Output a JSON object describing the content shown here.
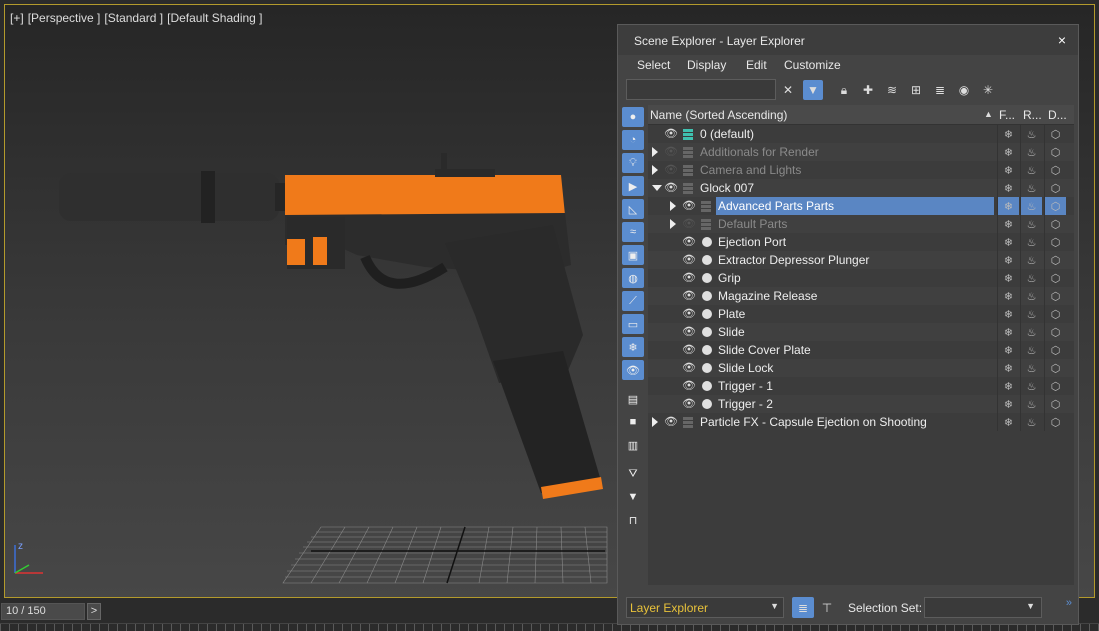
{
  "viewport": {
    "labels": [
      "[+]",
      "[Perspective ]",
      "[Standard ]",
      "[Default Shading ]"
    ],
    "gizmo_z": "z"
  },
  "timebar": {
    "frame": "10 / 150",
    "next": ">"
  },
  "explorer": {
    "title": "Scene Explorer - Layer Explorer",
    "close": "×",
    "menu": [
      "Select",
      "Display",
      "Edit",
      "Customize"
    ],
    "search": {
      "value": "",
      "placeholder": ""
    },
    "columns": {
      "name": "Name (Sorted Ascending)",
      "sort_arrow": "▲",
      "f": "F...",
      "r": "R...",
      "d": "D..."
    },
    "rows": [
      {
        "label": "0 (default)",
        "kind": "layer",
        "level": 0,
        "expander": "none",
        "visible": true,
        "dim": false,
        "selected": false
      },
      {
        "label": "Additionals for Render",
        "kind": "layer",
        "level": 0,
        "expander": "closed",
        "visible": false,
        "dim": true,
        "selected": false
      },
      {
        "label": "Camera and Lights",
        "kind": "layer",
        "level": 0,
        "expander": "closed",
        "visible": false,
        "dim": true,
        "selected": false
      },
      {
        "label": "Glock 007",
        "kind": "layer",
        "level": 0,
        "expander": "open",
        "visible": true,
        "dim": false,
        "selected": false
      },
      {
        "label": "Advanced Parts Parts",
        "kind": "layer",
        "level": 1,
        "expander": "closed",
        "visible": true,
        "dim": false,
        "selected": true
      },
      {
        "label": "Default Parts",
        "kind": "layer",
        "level": 1,
        "expander": "closed",
        "visible": false,
        "dim": true,
        "selected": false
      },
      {
        "label": "Ejection Port",
        "kind": "object",
        "level": 1,
        "expander": "none",
        "visible": true,
        "dim": false,
        "selected": false
      },
      {
        "label": "Extractor Depressor Plunger",
        "kind": "object",
        "level": 1,
        "expander": "none",
        "visible": true,
        "dim": false,
        "selected": false
      },
      {
        "label": "Grip",
        "kind": "object",
        "level": 1,
        "expander": "none",
        "visible": true,
        "dim": false,
        "selected": false
      },
      {
        "label": "Magazine Release",
        "kind": "object",
        "level": 1,
        "expander": "none",
        "visible": true,
        "dim": false,
        "selected": false
      },
      {
        "label": "Plate",
        "kind": "object",
        "level": 1,
        "expander": "none",
        "visible": true,
        "dim": false,
        "selected": false
      },
      {
        "label": "Slide",
        "kind": "object",
        "level": 1,
        "expander": "none",
        "visible": true,
        "dim": false,
        "selected": false
      },
      {
        "label": "Slide Cover Plate",
        "kind": "object",
        "level": 1,
        "expander": "none",
        "visible": true,
        "dim": false,
        "selected": false
      },
      {
        "label": "Slide Lock",
        "kind": "object",
        "level": 1,
        "expander": "none",
        "visible": true,
        "dim": false,
        "selected": false
      },
      {
        "label": "Trigger - 1",
        "kind": "object",
        "level": 1,
        "expander": "none",
        "visible": true,
        "dim": false,
        "selected": false
      },
      {
        "label": "Trigger - 2",
        "kind": "object",
        "level": 1,
        "expander": "none",
        "visible": true,
        "dim": false,
        "selected": false
      },
      {
        "label": "Particle FX - Capsule Ejection on Shooting",
        "kind": "layer",
        "level": 0,
        "expander": "closed",
        "visible": true,
        "dim": false,
        "selected": false
      }
    ],
    "footer": {
      "explorer_name": "Layer Explorer",
      "selection_set_label": "Selection Set:",
      "selection_set_value": "",
      "more": "»"
    }
  },
  "colors": {
    "accent": "#5b8dd0",
    "viewport_border": "#b39a2c",
    "gun_orange": "#f07a1a",
    "footer_text": "#e8c23a"
  }
}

****

Tally up the lines in the records that contain the word "Slide" and give only the total.

• THE SOLUTION
3